Pictures do not belong in the copy; transcribe everything else in the records exactly.

**Records provided**
^^^^

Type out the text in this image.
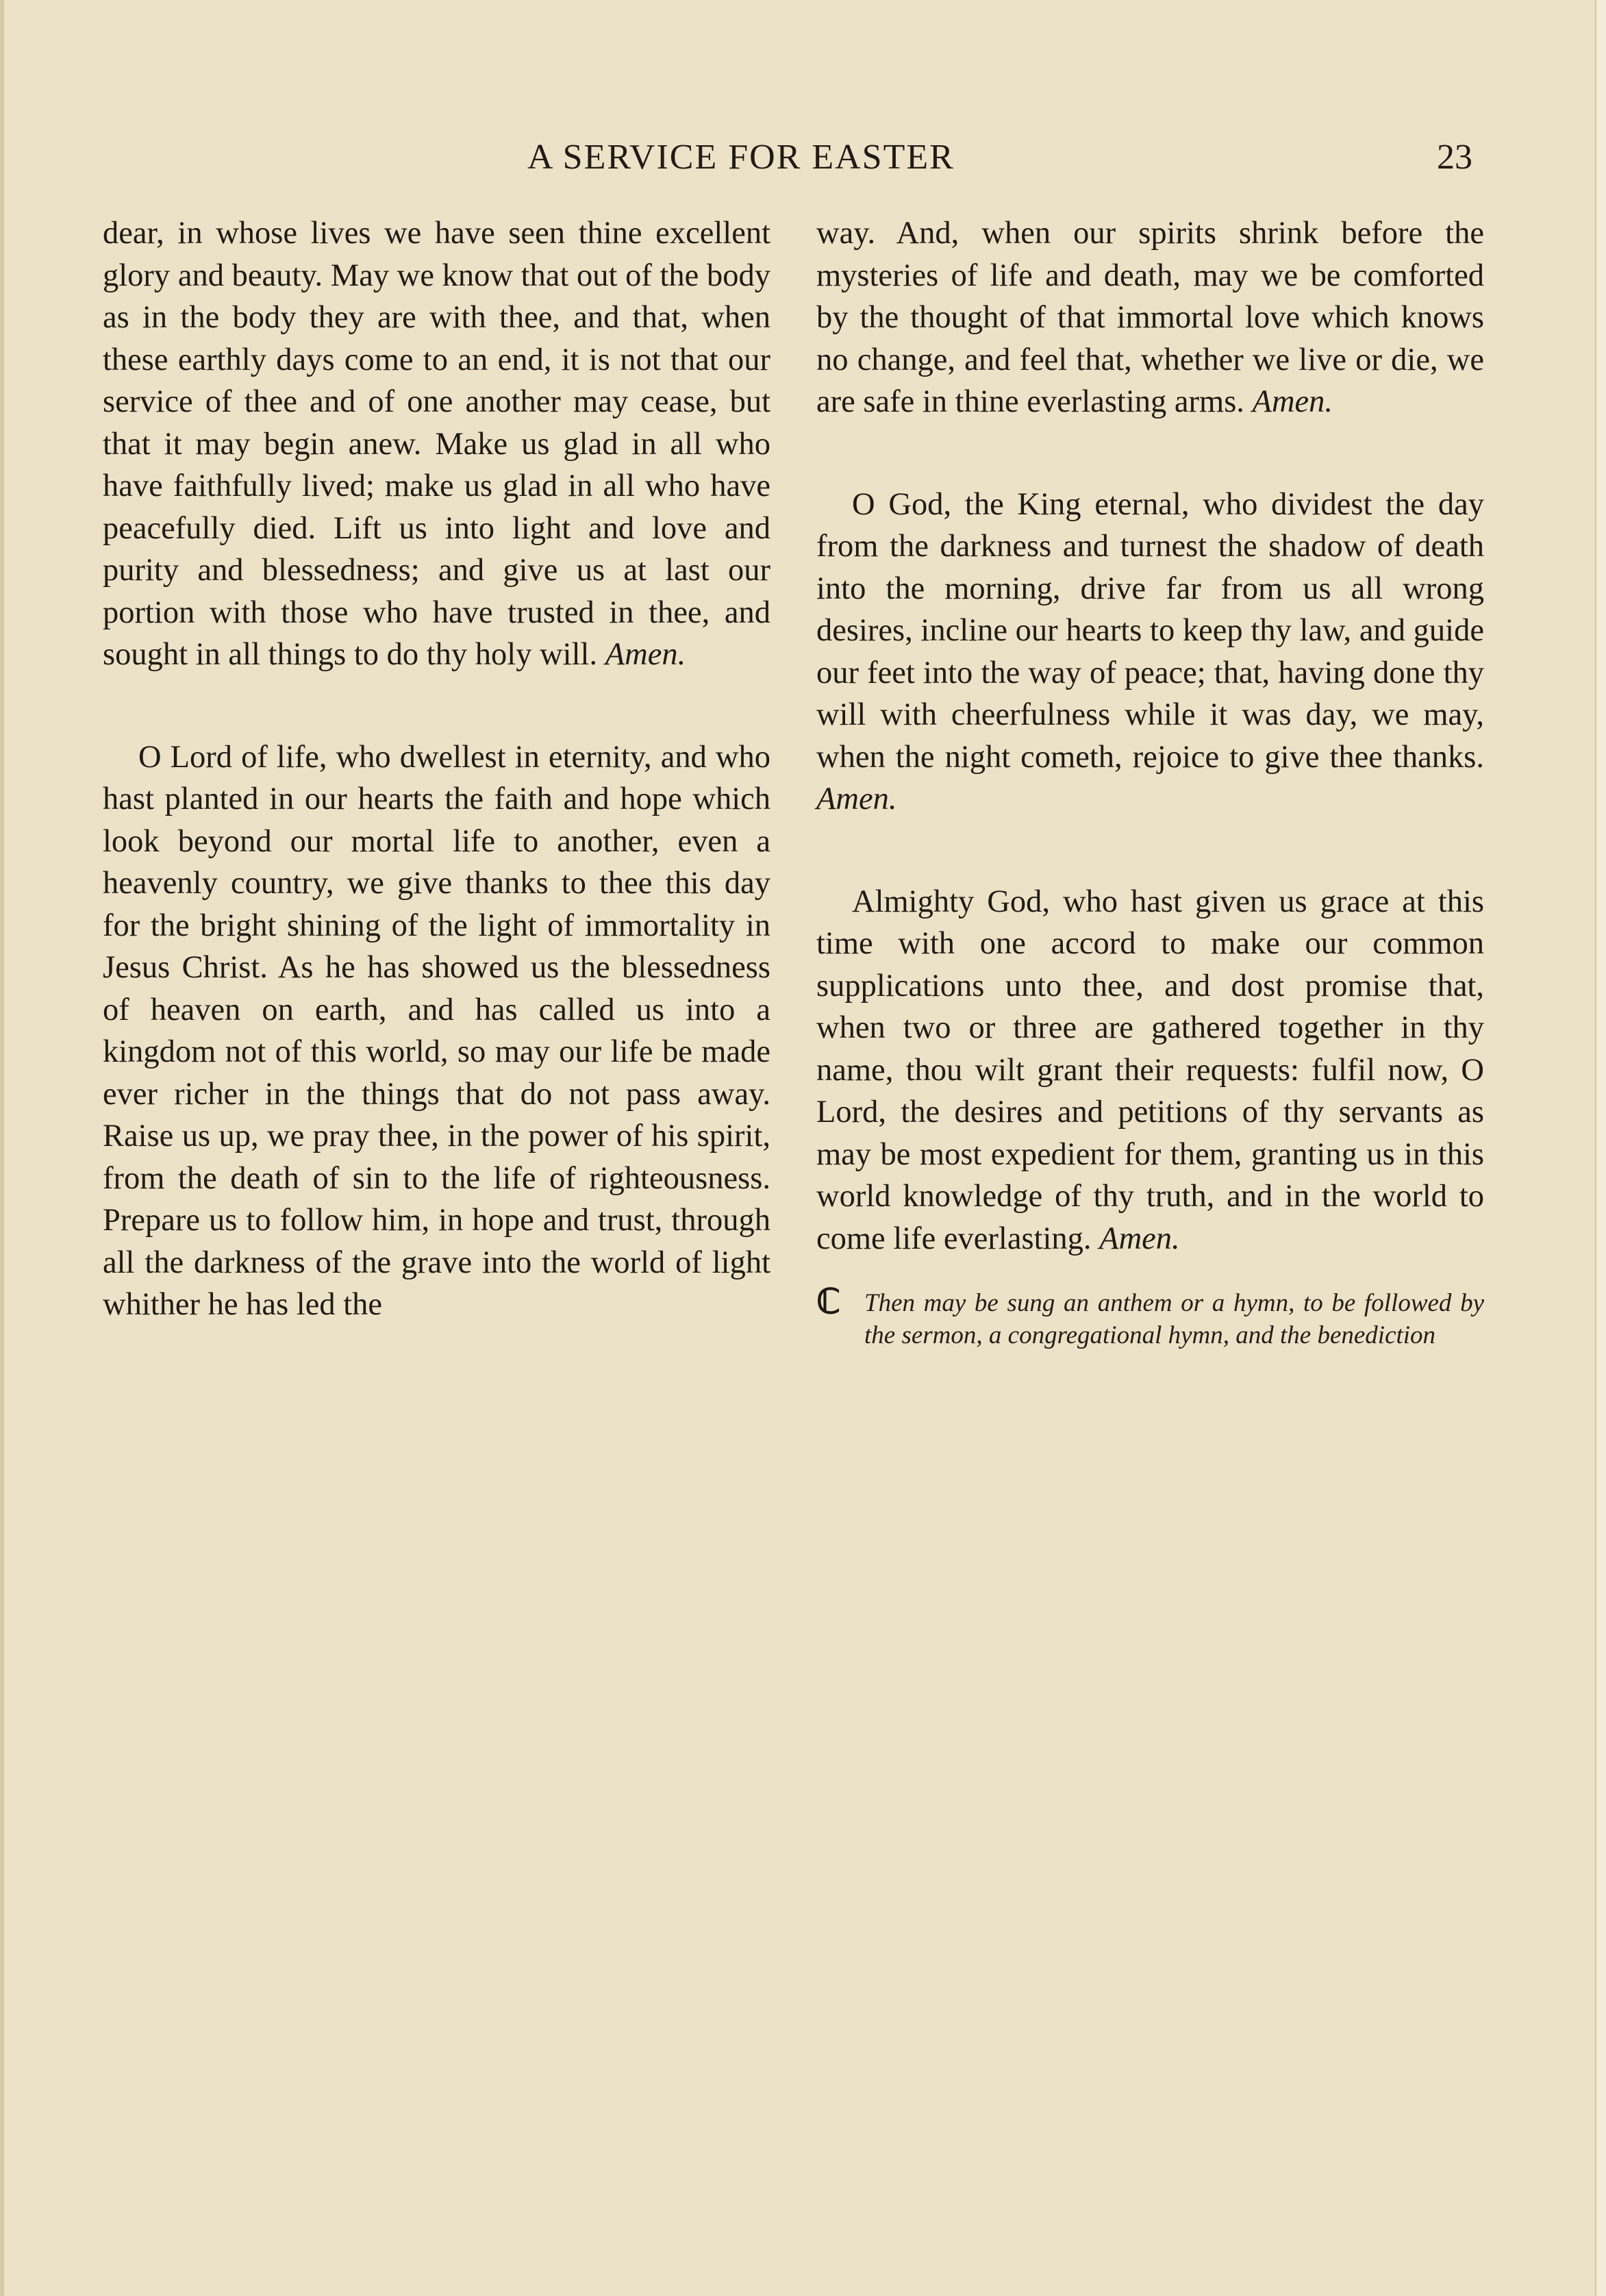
A SERVICE FOR EASTER	23

dear, in whose lives we have seen thine excellent glory and beauty. May we know that out of the body as in the body they are with thee, and that, when these earthly days come to an end, it is not that our service of thee and of one another may cease, but that it may begin anew. Make us glad in all who have faithfully lived; make us glad in all who have peacefully died. Lift us into light and love and purity and blessedness; and give us at last our portion with those who have trusted in thee, and sought in all things to do thy holy will. Amen.

O Lord of life, who dwellest in eternity, and who hast planted in our hearts the faith and hope which look beyond our mortal life to another, even a heavenly country, we give thanks to thee this day for the bright shining of the light of immortality in Jesus Christ. As he has showed us the blessedness of heaven on earth, and has called us into a kingdom not of this world, so may our life be made ever richer in the things that do not pass away. Raise us up, we pray thee, in the power of his spirit, from the death of sin to the life of righteousness. Prepare us to follow him, in hope and trust, through all the darkness of the grave into the world of light whither he has led the

way. And, when our spirits shrink before the mysteries of life and death, may we be comforted by the thought of that immortal love which knows no change, and feel that, whether we live or die, we are safe in thine everlasting arms. Amen.

O God, the King eternal, who dividest the day from the darkness and turnest the shadow of death into the morning, drive far from us all wrong desires, incline our hearts to keep thy law, and guide our feet into the way of peace; that, having done thy will with cheerfulness while it was day, we may, when the night cometh, rejoice to give thee thanks. Amen.

Almighty God, who hast given us grace at this time with one accord to make our common supplications unto thee, and dost promise that, when two or three are gathered together in thy name, thou wilt grant their requests: fulfil now, O Lord, the desires and petitions of thy servants as may be most expedient for them, granting us in this world knowledge of thy truth, and in the world to come life everlasting. Amen.

ℂ Then may be sung an anthem or a hymn, to be followed by the sermon, a congregational hymn, and the benediction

^^^^

**Completed exercise**
Type out the text in this image.
A SERVICE FOR EASTER	23

dear, in whose lives we have seen thine excellent glory and beauty. May we know that out of the body as in the body they are with thee, and that, when these earthly days come to an end, it is not that our service of thee and of one another may cease, but that it may begin anew. Make us glad in all who have faithfully lived; make us glad in all who have peacefully died. Lift us into light and love and purity and blessedness; and give us at last our portion with those who have trusted in thee, and sought in all things to do thy holy will. Amen.

O Lord of life, who dwellest in eternity, and who hast planted in our hearts the faith and hope which look beyond our mortal life to another, even a heavenly country, we give thanks to thee this day for the bright shining of the light of immortality in Jesus Christ. As he has showed us the blessedness of heaven on earth, and has called us into a kingdom not of this world, so may our life be made ever richer in the things that do not pass away. Raise us up, we pray thee, in the power of his spirit, from the death of sin to the life of righteousness. Prepare us to follow him, in hope and trust, through all the darkness of the grave into the world of light whither he has led the

way. And, when our spirits shrink before the mysteries of life and death, may we be comforted by the thought of that immortal love which knows no change, and feel that, whether we live or die, we are safe in thine everlasting arms. Amen.

O God, the King eternal, who dividest the day from the darkness and turnest the shadow of death into the morning, drive far from us all wrong desires, incline our hearts to keep thy law, and guide our feet into the way of peace; that, having done thy will with cheerfulness while it was day, we may, when the night cometh, rejoice to give thee thanks. Amen.

Almighty God, who hast given us grace at this time with one accord to make our common supplications unto thee, and dost promise that, when two or three are gathered together in thy name, thou wilt grant their requests: fulfil now, O Lord, the desires and petitions of thy servants as may be most expedient for them, granting us in this world knowledge of thy truth, and in the world to come life everlasting. Amen.

ℂ Then may be sung an anthem or a hymn, to be followed by the sermon, a congregational hymn, and the benediction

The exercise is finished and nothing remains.